» Dataset excerpts:
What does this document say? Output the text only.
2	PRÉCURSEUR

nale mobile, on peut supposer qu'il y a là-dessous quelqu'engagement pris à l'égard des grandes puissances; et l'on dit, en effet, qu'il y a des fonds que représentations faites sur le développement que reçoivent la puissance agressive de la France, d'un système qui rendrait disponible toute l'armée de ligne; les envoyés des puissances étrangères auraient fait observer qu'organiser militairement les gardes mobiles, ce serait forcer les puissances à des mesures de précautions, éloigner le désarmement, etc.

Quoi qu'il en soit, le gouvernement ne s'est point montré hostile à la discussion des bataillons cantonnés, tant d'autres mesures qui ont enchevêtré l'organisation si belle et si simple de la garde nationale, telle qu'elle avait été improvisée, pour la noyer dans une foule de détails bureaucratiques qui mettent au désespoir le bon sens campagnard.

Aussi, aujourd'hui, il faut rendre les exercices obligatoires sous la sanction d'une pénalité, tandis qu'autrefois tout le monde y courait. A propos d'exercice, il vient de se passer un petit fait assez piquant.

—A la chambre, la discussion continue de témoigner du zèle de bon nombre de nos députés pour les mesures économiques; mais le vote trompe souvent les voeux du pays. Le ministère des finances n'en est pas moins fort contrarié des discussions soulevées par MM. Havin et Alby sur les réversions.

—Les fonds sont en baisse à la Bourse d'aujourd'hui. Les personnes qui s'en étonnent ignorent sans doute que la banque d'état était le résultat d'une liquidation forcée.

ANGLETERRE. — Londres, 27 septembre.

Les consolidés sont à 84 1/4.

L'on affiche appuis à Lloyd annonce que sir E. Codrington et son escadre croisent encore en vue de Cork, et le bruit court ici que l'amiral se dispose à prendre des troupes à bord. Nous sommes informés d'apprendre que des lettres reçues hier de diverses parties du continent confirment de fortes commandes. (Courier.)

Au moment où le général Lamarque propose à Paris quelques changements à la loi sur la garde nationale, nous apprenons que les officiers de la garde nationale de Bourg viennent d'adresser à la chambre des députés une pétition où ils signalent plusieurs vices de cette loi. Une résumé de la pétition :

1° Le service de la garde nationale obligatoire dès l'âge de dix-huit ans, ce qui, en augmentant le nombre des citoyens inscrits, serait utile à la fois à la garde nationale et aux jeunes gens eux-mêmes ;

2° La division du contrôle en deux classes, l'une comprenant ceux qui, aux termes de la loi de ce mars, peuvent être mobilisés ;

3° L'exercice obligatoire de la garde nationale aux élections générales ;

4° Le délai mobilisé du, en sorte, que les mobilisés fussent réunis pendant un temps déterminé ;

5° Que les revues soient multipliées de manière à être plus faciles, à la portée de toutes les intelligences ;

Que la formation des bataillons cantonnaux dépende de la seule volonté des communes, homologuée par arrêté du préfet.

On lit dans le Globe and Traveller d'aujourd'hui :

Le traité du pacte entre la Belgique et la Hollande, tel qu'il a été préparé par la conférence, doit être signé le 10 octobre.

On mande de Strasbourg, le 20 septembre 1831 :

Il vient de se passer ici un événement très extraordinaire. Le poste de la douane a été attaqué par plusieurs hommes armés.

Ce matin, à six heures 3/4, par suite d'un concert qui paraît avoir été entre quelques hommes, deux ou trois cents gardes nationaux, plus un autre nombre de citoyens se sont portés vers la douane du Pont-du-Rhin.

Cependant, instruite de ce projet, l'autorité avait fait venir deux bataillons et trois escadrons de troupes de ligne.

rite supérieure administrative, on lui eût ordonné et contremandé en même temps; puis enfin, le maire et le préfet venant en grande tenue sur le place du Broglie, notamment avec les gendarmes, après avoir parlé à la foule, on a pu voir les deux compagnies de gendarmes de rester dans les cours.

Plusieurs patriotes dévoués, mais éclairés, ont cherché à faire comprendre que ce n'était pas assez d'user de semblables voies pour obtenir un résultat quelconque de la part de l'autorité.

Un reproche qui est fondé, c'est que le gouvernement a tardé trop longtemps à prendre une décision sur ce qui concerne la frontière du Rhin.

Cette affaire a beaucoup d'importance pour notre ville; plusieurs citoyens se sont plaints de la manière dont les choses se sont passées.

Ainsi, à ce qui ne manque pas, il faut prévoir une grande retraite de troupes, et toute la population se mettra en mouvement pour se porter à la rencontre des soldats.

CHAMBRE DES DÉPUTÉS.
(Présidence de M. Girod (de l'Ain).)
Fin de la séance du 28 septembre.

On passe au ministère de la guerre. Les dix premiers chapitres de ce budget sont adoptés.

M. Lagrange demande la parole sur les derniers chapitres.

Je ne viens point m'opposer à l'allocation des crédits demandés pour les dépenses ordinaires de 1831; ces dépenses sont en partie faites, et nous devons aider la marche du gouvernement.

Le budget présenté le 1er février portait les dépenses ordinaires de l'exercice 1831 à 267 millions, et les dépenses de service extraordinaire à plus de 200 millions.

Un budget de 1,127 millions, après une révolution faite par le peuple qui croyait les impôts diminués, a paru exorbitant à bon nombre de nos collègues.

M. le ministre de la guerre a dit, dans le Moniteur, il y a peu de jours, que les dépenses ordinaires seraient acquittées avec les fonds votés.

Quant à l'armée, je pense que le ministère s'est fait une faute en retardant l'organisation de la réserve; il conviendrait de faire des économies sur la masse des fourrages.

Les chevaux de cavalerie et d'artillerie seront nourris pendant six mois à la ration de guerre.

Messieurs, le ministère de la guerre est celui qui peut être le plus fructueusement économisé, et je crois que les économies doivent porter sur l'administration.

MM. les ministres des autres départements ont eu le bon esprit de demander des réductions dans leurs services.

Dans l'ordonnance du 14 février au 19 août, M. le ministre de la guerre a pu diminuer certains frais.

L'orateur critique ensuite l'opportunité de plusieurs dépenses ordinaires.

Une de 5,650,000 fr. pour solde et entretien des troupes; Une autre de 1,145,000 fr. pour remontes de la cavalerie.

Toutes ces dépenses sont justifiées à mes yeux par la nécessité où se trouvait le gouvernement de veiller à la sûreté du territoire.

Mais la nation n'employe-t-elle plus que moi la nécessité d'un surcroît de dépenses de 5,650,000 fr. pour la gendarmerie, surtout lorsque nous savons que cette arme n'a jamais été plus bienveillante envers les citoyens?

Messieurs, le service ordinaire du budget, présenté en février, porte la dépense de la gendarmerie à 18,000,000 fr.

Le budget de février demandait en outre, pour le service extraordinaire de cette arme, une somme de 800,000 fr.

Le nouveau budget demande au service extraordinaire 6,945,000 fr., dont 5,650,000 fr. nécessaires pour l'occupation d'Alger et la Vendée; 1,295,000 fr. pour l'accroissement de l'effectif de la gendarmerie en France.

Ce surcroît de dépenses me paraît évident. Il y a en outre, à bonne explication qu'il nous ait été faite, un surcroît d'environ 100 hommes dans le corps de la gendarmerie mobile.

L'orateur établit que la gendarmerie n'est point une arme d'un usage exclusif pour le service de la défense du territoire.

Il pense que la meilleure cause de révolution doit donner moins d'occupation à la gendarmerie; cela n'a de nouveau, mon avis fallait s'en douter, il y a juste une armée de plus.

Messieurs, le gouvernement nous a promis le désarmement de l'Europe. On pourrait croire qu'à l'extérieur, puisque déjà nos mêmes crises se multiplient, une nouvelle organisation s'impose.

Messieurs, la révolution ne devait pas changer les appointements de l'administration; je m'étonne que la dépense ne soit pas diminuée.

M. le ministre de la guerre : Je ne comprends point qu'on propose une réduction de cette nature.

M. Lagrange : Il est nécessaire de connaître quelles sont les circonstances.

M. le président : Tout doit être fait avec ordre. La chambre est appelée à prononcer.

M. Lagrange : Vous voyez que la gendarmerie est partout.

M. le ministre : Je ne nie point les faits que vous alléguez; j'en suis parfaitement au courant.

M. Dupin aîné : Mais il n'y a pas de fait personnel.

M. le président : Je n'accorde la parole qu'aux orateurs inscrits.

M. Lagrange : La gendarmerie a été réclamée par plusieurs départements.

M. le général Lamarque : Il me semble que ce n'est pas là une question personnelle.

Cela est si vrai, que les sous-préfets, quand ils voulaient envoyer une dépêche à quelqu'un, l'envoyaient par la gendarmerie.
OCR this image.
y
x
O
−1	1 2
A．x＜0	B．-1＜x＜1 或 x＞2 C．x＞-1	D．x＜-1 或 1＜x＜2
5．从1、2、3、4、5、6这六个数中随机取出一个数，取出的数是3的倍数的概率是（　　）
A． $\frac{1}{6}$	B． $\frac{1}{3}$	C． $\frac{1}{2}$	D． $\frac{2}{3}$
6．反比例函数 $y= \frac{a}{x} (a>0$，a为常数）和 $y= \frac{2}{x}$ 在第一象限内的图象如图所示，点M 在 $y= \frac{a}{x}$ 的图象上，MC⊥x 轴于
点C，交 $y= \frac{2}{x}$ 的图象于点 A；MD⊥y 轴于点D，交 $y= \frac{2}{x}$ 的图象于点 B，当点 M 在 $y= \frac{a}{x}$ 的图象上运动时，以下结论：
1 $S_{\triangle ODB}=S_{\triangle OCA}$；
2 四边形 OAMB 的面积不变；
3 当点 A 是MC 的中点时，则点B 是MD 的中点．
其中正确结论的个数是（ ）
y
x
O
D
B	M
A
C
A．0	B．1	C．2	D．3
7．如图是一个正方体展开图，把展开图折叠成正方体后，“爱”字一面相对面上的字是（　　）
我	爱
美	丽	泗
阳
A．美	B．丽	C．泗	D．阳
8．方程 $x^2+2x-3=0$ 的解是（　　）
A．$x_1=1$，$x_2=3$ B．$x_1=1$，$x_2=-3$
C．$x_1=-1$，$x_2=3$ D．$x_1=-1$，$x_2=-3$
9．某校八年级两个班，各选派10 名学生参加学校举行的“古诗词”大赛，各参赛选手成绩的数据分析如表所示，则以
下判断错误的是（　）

» Directive: Return every line holding the word "septembre" from the records.

» Response to the task:
ANGLETERRE. — Londres, 27 septembre.
On mande de Strasbourg, le 20 septembre 1831 :
Fin de la séance du 28 septembre.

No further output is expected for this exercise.